— BEGIN THE DATA —
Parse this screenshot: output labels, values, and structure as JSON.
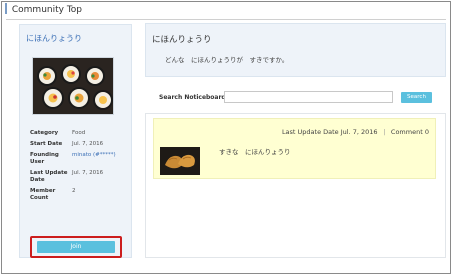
{
  "page": {
    "title": "Community Top"
  },
  "sidebar": {
    "community_name": "にほんりょうり",
    "info": [
      {
        "key": "Category",
        "value": "Food"
      },
      {
        "key": "Start Date",
        "value": "Jul. 7, 2016"
      },
      {
        "key": "Founding User",
        "value": "minato (#*****)"
      },
      {
        "key": "Last Update Date",
        "value": "Jul. 7, 2016"
      },
      {
        "key": "Member Count",
        "value": "2"
      }
    ],
    "join_label": "Join"
  },
  "top_card": {
    "title": "にほんりょうり",
    "description": "どんな　にほんりょうりが　すきですか。"
  },
  "search": {
    "label": "Search Noticeboard",
    "input_value": "",
    "button_label": "Search"
  },
  "post": {
    "last_update_label": "Last Update Date",
    "last_update_value": "Jul. 7, 2016",
    "separator": "|",
    "comment_label": "Comment",
    "comment_count": "0",
    "text": "すきな　にほんりょうり"
  },
  "colors": {
    "accent": "#5bc0de",
    "link": "#3b6fb6",
    "highlight": "#cc1d1d",
    "post_bg": "#ffffd2",
    "panel_bg": "#eef3f9"
  }
}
— END THE DATA —
TASK GOAL: Copy the entries above faithfully and omit every image.

EXERCISE SOLUTION:
Parse this screenshot: output labels, values, and structure as JSON.
{
  "page": {
    "title": "Community Top"
  },
  "sidebar": {
    "community_name": "にほんりょうり",
    "info": [
      {
        "key": "Category",
        "value": "Food"
      },
      {
        "key": "Start Date",
        "value": "Jul. 7, 2016"
      },
      {
        "key": "Founding User",
        "value": "minato (#*****)"
      },
      {
        "key": "Last Update Date",
        "value": "Jul. 7, 2016"
      },
      {
        "key": "Member Count",
        "value": "2"
      }
    ],
    "join_label": "Join"
  },
  "top_card": {
    "title": "にほんりょうり",
    "description": "どんな　にほんりょうりが　すきですか。"
  },
  "search": {
    "label": "Search Noticeboard",
    "input_value": "",
    "button_label": "Search"
  },
  "post": {
    "last_update_label": "Last Update Date",
    "last_update_value": "Jul. 7, 2016",
    "separator": "|",
    "comment_label": "Comment",
    "comment_count": "0",
    "text": "すきな　にほんりょうり"
  },
  "colors": {
    "accent": "#5bc0de",
    "link": "#3b6fb6",
    "highlight": "#cc1d1d",
    "post_bg": "#ffffd2",
    "panel_bg": "#eef3f9"
  }
}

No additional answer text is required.